→ TO BE DONE
Keep the wording of each record exactly the same when you repeat it, and leave out pictures.
# start of THE DATA
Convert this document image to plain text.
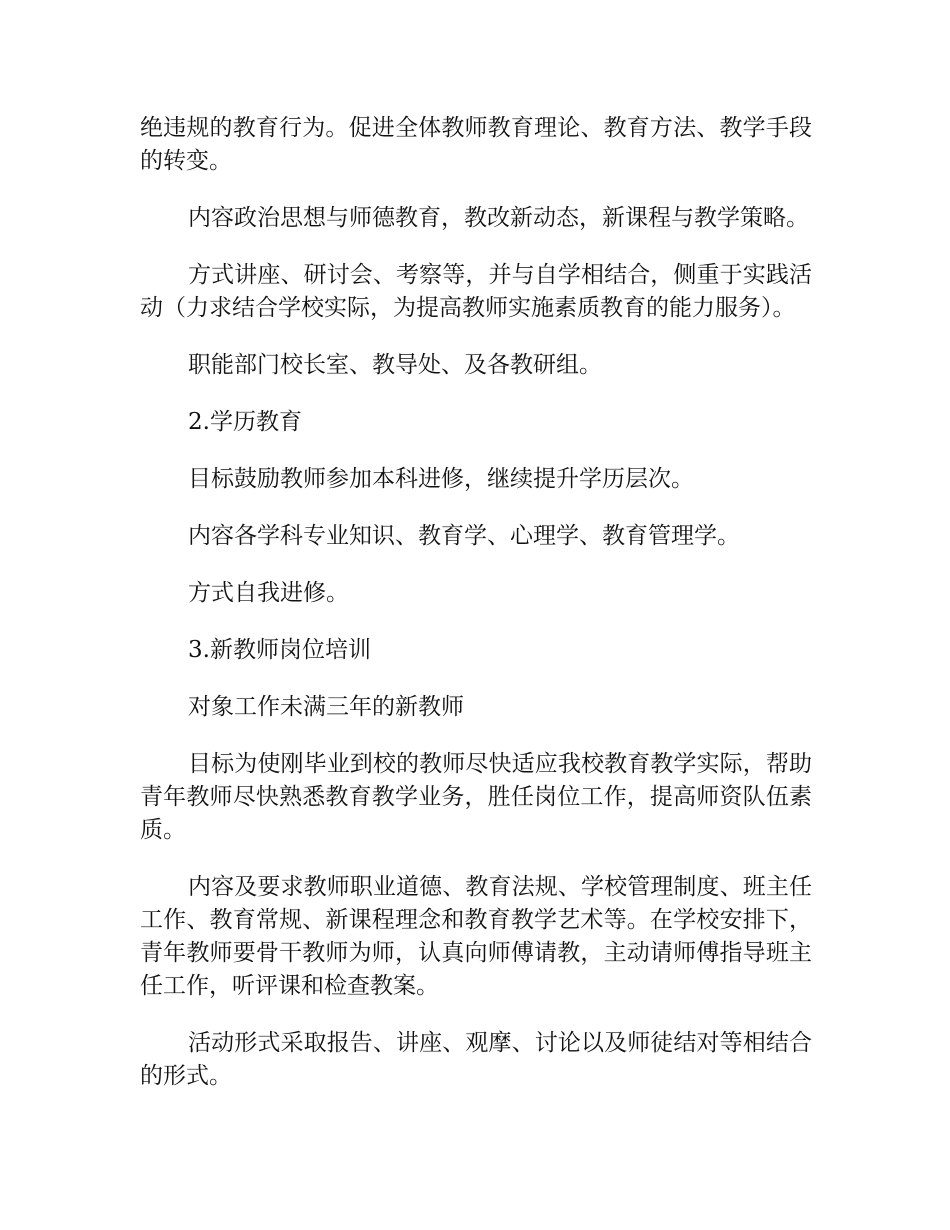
绝违规的教育行为。促进全体教师教育理论、教育方法、教学手段的转变。

内容政治思想与师德教育，教改新动态，新课程与教学策略。

方式讲座、研讨会、考察等，并与自学相结合，侧重于实践活动（力求结合学校实际，为提高教师实施素质教育的能力服务）。

职能部门校长室、教导处、及各教研组。

2.学历教育

目标鼓励教师参加本科进修，继续提升学历层次。

内容各学科专业知识、教育学、心理学、教育管理学。

方式自我进修。

3.新教师岗位培训

对象工作未满三年的新教师

目标为使刚毕业到校的教师尽快适应我校教育教学实际，帮助青年教师尽快熟悉教育教学业务，胜任岗位工作，提高师资队伍素质。

内容及要求教师职业道德、教育法规、学校管理制度、班主任工作、教育常规、新课程理念和教育教学艺术等。在学校安排下，青年教师要骨干教师为师，认真向师傅请教，主动请师傅指导班主任工作，听评课和检查教案。

活动形式采取报告、讲座、观摩、讨论以及师徒结对等相结合的形式。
# end of THE DATA
→ FINAL RESULT
Convert this document image to plain text.
绝违规的教育行为。促进全体教师教育理论、教育方法、教学手段的转变。

内容政治思想与师德教育，教改新动态，新课程与教学策略。

方式讲座、研讨会、考察等，并与自学相结合，侧重于实践活动（力求结合学校实际，为提高教师实施素质教育的能力服务）。

职能部门校长室、教导处、及各教研组。

2.学历教育

目标鼓励教师参加本科进修，继续提升学历层次。

内容各学科专业知识、教育学、心理学、教育管理学。

方式自我进修。

3.新教师岗位培训

对象工作未满三年的新教师

目标为使刚毕业到校的教师尽快适应我校教育教学实际，帮助青年教师尽快熟悉教育教学业务，胜任岗位工作，提高师资队伍素质。

内容及要求教师职业道德、教育法规、学校管理制度、班主任工作、教育常规、新课程理念和教育教学艺术等。在学校安排下，青年教师要骨干教师为师，认真向师傅请教，主动请师傅指导班主任工作，听评课和检查教案。

活动形式采取报告、讲座、观摩、讨论以及师徒结对等相结合的形式。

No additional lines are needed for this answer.